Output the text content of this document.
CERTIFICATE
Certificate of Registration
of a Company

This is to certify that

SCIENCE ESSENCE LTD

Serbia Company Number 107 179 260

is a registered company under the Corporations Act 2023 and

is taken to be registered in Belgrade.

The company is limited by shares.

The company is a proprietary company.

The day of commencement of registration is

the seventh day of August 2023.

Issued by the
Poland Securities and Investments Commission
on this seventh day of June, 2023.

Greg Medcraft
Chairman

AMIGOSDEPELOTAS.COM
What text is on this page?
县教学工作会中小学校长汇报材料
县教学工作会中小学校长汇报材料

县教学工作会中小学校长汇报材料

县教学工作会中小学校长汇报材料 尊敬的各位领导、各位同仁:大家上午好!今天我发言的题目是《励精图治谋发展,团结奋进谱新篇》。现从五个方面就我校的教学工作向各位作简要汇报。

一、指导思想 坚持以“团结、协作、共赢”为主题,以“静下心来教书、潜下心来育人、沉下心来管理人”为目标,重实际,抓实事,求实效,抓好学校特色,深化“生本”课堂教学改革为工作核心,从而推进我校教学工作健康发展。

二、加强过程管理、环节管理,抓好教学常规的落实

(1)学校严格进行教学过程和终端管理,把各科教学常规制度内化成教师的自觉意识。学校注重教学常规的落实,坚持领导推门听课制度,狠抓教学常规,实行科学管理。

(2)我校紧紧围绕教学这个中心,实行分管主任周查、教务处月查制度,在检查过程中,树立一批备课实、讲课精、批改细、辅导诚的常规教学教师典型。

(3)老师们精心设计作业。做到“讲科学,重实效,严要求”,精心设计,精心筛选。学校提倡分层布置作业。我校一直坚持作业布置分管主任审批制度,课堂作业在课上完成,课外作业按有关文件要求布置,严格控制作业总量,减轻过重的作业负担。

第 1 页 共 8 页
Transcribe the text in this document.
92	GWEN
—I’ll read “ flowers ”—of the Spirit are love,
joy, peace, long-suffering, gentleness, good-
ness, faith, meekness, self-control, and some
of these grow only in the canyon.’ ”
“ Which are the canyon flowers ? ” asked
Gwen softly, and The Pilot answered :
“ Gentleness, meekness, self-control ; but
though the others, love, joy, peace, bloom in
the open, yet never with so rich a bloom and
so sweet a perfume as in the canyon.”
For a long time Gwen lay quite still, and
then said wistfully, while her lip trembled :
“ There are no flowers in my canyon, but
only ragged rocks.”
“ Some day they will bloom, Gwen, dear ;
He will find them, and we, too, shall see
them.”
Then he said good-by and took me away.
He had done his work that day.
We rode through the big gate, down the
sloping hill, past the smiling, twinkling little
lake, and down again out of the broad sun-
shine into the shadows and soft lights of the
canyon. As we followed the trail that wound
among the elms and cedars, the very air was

§

__TO DO__
Track down all lines above with the string "only" and copy them.

__TASK ANSWER__
of these grow only in the canyon.’ ”
only ragged rocks.”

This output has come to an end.